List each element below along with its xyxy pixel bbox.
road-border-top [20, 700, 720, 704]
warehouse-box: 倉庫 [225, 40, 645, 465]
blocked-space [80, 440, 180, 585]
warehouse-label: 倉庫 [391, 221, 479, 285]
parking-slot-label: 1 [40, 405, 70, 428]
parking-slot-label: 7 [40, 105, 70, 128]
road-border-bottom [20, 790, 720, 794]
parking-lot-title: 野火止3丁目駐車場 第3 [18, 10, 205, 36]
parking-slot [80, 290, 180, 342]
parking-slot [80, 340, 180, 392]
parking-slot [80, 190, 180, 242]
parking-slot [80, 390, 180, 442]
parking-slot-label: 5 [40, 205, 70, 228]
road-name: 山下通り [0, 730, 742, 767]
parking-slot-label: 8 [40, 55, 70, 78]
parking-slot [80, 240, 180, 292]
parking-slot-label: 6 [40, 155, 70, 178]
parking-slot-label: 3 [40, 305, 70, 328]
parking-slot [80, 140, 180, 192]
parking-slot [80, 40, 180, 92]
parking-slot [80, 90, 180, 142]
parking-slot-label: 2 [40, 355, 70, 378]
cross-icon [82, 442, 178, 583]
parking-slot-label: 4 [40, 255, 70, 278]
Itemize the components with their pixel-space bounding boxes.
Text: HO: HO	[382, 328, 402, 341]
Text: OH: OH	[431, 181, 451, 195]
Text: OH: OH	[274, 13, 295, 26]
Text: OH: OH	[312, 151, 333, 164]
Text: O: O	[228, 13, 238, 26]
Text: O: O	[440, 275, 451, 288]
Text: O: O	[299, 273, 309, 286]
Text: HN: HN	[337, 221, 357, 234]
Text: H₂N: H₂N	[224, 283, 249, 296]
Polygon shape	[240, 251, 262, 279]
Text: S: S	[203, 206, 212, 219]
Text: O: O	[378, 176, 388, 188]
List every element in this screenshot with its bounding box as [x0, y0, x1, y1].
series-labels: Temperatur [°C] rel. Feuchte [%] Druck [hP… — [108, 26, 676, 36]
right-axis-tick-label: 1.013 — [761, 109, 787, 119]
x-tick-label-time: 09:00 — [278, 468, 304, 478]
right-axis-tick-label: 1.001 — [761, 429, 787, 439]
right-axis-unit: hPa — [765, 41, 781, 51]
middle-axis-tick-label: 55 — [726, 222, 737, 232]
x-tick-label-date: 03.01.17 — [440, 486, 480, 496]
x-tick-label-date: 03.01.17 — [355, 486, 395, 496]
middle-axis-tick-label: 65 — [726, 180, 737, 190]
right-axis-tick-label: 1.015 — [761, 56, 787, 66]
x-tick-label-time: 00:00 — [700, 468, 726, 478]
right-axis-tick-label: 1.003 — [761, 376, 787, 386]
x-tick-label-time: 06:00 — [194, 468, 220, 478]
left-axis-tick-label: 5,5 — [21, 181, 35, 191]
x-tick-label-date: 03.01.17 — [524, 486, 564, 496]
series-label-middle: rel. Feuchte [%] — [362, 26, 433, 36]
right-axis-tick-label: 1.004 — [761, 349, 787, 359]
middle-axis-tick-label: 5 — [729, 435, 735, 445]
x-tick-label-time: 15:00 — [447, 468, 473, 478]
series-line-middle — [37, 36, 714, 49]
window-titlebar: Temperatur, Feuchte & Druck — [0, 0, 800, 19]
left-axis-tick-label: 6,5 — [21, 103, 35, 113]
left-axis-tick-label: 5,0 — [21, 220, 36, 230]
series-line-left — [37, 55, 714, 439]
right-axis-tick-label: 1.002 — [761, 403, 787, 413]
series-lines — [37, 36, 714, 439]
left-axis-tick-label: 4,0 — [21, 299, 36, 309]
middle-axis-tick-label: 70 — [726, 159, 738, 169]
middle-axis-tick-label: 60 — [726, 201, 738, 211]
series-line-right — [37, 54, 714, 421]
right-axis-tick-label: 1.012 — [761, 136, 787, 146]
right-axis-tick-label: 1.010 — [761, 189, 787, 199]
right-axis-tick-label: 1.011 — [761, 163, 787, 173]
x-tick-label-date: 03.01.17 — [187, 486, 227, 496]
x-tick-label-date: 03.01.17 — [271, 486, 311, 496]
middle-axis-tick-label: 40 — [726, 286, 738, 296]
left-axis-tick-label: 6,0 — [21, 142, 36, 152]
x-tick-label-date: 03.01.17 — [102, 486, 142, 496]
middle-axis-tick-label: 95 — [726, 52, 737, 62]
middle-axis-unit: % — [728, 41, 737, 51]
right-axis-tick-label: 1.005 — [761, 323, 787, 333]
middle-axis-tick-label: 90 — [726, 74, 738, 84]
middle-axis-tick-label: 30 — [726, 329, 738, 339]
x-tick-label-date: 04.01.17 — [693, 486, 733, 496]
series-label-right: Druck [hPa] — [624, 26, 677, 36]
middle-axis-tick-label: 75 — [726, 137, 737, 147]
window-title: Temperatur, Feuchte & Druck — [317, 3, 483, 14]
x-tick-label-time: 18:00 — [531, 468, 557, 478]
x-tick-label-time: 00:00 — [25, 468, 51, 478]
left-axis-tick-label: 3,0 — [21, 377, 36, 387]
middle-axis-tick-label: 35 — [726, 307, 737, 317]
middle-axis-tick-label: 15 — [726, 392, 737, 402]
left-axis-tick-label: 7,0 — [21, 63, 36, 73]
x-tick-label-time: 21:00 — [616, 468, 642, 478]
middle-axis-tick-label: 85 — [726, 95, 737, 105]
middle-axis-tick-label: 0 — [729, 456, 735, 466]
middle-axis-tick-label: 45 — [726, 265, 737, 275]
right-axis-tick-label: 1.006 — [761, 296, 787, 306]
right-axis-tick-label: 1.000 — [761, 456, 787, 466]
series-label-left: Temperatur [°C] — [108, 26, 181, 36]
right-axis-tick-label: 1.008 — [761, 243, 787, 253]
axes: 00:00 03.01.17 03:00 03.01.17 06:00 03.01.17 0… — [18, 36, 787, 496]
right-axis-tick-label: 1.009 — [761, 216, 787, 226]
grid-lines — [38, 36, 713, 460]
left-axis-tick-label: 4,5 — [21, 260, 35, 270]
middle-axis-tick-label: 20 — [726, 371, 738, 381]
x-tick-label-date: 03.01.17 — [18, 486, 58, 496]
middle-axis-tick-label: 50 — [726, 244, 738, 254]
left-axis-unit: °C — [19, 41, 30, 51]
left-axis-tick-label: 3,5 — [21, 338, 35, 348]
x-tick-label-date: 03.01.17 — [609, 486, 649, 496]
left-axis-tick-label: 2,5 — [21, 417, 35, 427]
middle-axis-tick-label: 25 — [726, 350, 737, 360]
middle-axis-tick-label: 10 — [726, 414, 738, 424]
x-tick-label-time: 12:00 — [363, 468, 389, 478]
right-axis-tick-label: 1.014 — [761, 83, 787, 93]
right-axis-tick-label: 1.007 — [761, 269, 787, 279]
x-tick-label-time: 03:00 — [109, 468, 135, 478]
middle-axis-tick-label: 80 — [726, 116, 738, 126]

────────────────────

WORK TO DO – Rewrite the lines of the listing from its first line through the line that has "parking-slot-label: 4 [40, 255, 70, 278]", with "cross-icon" changed to "x-mark" and all else left the same.

PROBLEM SOLUTION –
List each element below along with its xyxy pixel bbox.
road-border-top [20, 700, 720, 704]
warehouse-box: 倉庫 [225, 40, 645, 465]
blocked-space [80, 440, 180, 585]
warehouse-label: 倉庫 [391, 221, 479, 285]
parking-slot-label: 1 [40, 405, 70, 428]
parking-slot-label: 7 [40, 105, 70, 128]
road-border-bottom [20, 790, 720, 794]
parking-lot-title: 野火止3丁目駐車場 第3 [18, 10, 205, 36]
parking-slot [80, 290, 180, 342]
parking-slot [80, 340, 180, 392]
parking-slot [80, 190, 180, 242]
parking-slot [80, 390, 180, 442]
parking-slot-label: 5 [40, 205, 70, 228]
road-name: 山下通り [0, 730, 742, 767]
parking-slot-label: 8 [40, 55, 70, 78]
parking-slot [80, 240, 180, 292]
parking-slot-label: 6 [40, 155, 70, 178]
parking-slot-label: 3 [40, 305, 70, 328]
parking-slot [80, 140, 180, 192]
parking-slot [80, 40, 180, 92]
parking-slot [80, 90, 180, 142]
parking-slot-label: 2 [40, 355, 70, 378]
x-mark [82, 442, 178, 583]
parking-slot-label: 4 [40, 255, 70, 278]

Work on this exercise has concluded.